EXERCISE PASSAGE:
↓
Skip to main content

Supreme Court: Patent Owner Bears Burden of Proof in Noninfringement Declaratory Judgment Action By Licensee

| 2 min read | Tagged: , ,
  • Email
  • Linkedin

When a patent owner sues another for infringement, the patent owner must prove infringement.  The Supreme Court ruled on January 22, 2014, in Medtronic, Inc. v. Mirowski Family Ventures, LLC, that this burden of proof still applies when a patent licensee sues the patent owner for a declaratory judgment that certain products do not infringe the patent and therefore do not fall under the license.

Medtronic had a license to certain defibrillator patents owned by Mirowski.  Years after the initial license agreement, Medtronic sought a declaratory judgment that its newer products did not infringe the patents (so Medtronic could avoid paying royalties).  After a bench trial, the Federal District Court in Delaware found Mirowski had not proved infringement, and Medtronic won.  But the Court of Appeals for the Federal Circuit reversed, holding that Medtronic, as the declaratory judgment plaintiff, bore the burden of proof.

The Supreme Court reversed and held, “the burden of persuasion is with the patentee, just as it would be had the patentee brought an infringement suit.”  The Court relied on three legal principles: (1) the burden of proving infringement is the patentee’s, (2) the operation of the Declaratory Judgment Act is only procedural, and (3) the burden of proof is a substantive aspect of a claim.  Practically, the Court found that burden shifting could create post-litigation uncertainty.  A declaratory judgment plaintiff could fail to prove noninfringement, and a patentee plaintiff could fail to prove infringement for the same patent and same allegedly infringing device, meaning the device neither infringes nor does not infringe.  A stable burden of proof reduces uncertainty for parties contemplating and engaged in patent litigation.
↑
DATASET EXTRACT:
↓
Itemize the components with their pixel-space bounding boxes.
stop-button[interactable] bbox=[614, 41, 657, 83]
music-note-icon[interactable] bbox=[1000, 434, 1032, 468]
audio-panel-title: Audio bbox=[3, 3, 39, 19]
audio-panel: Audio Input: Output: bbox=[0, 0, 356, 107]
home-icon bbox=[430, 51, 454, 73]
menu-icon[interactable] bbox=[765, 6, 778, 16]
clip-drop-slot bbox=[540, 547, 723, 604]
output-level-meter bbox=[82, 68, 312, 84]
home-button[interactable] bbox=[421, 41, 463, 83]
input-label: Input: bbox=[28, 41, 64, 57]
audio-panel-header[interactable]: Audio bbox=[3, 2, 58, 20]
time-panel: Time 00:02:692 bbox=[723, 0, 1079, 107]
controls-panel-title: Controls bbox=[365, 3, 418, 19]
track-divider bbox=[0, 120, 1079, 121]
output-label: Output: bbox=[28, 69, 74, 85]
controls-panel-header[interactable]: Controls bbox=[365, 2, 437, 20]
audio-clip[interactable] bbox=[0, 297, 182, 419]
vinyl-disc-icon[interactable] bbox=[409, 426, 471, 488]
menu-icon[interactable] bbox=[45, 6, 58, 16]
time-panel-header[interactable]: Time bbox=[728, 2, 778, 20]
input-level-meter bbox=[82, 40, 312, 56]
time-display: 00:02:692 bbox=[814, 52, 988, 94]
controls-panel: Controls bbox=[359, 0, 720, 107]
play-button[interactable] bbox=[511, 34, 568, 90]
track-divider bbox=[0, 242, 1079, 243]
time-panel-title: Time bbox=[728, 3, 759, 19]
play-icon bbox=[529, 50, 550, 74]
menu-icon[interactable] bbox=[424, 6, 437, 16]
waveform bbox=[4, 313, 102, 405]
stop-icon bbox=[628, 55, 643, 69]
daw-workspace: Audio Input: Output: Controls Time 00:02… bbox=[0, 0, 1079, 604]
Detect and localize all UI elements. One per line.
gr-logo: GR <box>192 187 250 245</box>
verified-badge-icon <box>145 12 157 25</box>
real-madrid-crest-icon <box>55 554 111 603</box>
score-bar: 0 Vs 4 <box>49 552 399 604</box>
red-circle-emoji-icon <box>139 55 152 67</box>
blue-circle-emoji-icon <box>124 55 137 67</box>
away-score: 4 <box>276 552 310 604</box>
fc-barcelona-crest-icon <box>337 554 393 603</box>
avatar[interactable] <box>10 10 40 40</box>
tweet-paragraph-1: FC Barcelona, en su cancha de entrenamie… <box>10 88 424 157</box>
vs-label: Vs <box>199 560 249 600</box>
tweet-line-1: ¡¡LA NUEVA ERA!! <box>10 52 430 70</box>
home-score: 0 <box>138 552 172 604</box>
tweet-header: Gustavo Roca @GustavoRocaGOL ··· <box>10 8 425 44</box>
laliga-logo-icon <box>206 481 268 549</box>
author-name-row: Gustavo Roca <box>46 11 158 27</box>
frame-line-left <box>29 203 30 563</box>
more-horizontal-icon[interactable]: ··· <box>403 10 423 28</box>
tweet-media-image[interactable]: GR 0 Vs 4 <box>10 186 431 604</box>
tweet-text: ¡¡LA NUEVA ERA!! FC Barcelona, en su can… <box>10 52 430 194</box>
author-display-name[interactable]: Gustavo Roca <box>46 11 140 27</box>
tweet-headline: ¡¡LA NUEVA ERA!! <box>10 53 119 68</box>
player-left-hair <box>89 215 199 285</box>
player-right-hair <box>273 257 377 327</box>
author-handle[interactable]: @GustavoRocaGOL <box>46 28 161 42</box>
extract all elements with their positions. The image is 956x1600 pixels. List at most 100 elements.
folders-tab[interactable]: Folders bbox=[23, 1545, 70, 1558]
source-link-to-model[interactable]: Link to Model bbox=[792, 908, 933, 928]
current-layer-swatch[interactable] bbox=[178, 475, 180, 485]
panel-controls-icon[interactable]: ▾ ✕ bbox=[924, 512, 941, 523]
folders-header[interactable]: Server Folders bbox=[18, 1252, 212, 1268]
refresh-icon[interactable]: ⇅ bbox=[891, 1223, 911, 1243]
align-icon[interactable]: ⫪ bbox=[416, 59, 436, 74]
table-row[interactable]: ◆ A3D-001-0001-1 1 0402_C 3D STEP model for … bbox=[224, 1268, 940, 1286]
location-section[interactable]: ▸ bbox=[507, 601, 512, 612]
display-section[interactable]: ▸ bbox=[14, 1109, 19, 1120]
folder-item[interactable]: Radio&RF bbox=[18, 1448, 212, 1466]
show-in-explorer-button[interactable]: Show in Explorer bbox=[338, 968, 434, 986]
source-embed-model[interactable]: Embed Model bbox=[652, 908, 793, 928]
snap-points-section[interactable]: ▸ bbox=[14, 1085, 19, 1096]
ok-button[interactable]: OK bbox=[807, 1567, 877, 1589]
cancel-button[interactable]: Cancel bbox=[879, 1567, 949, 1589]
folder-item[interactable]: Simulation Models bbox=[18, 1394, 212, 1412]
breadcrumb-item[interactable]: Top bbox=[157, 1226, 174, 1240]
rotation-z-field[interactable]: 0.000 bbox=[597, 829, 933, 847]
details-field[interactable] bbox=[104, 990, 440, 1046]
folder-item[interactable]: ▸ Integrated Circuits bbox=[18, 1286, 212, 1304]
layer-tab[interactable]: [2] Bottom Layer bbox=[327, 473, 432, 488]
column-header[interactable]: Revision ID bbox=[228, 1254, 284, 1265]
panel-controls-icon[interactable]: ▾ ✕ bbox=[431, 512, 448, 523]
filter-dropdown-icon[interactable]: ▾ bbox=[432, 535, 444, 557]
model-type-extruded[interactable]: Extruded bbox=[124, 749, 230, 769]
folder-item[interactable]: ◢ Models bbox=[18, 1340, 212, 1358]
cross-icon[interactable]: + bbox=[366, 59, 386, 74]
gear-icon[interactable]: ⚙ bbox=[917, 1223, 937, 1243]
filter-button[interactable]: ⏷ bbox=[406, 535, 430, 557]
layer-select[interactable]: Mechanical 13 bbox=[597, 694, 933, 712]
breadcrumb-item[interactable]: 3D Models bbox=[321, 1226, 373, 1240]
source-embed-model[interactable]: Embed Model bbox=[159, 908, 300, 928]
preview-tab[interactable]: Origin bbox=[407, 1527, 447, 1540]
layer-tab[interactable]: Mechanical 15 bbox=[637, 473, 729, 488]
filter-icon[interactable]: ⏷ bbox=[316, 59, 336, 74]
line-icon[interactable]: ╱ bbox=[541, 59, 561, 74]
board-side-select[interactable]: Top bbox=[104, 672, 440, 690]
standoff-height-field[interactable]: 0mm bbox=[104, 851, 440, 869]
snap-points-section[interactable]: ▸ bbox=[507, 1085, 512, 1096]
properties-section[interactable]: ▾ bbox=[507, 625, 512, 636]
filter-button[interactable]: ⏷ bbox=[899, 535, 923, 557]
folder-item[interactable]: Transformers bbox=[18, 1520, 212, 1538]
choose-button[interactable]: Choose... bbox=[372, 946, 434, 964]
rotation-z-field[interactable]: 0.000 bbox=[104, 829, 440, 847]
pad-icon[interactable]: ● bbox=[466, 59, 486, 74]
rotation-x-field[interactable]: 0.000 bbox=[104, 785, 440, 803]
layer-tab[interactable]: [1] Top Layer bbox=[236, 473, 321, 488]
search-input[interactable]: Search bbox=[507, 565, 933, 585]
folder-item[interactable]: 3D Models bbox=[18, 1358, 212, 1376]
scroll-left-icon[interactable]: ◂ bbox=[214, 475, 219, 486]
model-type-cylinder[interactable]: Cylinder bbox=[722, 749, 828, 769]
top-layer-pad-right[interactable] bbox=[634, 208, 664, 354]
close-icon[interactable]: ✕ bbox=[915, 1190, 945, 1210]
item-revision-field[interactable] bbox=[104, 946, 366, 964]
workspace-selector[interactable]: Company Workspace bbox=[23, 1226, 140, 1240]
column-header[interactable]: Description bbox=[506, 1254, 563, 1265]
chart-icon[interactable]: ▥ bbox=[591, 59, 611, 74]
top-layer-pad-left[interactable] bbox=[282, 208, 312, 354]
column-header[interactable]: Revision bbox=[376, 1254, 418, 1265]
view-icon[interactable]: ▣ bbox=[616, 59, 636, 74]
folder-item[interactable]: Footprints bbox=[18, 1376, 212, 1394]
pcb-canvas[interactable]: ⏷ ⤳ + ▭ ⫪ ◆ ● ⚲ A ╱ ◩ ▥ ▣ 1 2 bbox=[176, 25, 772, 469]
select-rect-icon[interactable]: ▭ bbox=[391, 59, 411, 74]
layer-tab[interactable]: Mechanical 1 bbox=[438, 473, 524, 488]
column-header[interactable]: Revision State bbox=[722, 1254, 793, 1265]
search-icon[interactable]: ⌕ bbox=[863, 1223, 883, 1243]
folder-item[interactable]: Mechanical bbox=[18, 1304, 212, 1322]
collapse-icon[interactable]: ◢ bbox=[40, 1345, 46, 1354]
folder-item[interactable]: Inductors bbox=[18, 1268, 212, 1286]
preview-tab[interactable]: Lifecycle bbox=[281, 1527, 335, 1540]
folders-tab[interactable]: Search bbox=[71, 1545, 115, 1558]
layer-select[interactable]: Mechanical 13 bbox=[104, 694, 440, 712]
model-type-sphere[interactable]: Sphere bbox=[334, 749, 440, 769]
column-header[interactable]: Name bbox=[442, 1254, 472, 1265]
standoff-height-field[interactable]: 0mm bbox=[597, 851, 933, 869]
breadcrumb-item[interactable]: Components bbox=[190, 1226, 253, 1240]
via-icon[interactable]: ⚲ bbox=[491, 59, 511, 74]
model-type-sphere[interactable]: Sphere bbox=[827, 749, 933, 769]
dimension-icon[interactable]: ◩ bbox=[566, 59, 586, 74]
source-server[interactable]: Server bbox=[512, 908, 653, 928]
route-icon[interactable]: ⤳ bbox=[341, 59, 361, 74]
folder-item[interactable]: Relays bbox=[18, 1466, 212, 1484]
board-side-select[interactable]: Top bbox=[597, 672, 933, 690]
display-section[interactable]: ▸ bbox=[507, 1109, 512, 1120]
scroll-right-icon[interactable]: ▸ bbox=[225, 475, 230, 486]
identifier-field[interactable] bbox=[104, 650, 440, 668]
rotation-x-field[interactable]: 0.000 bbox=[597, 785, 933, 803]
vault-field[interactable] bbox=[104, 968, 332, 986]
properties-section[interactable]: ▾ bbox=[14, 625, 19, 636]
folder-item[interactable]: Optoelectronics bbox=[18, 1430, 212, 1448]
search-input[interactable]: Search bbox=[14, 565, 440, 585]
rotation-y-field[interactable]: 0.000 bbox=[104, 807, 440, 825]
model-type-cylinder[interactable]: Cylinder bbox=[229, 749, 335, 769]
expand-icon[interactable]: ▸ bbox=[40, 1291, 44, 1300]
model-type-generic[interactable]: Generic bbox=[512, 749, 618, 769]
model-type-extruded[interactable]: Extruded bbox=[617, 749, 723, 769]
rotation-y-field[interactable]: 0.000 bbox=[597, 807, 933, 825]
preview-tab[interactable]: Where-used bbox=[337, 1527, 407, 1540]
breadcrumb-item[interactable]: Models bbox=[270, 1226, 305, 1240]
↑
TASK DIRECTIONS:
Write out the portion of the article on the Supreme Court's patent burden-of-proof ruling, starting with "Supreme Court: Patent" and going on through "under the license.".

WORKED SOLUTION:
Supreme Court: Patent Owner Bears Burden of Proof in Noninfringement Declaratory Judgment Action By Licensee

| 2 min read | Tagged: , ,
  • Email
  • Linkedin

When a patent owner sues another for infringement, the patent owner must prove infringement.  The Supreme Court ruled on January 22, 2014, in Medtronic, Inc. v. Mirowski Family Ventures, LLC, that this burden of proof still applies when a patent licensee sues the patent owner for a declaratory judgment that certain products do not infringe the patent and therefore do not fall under the license.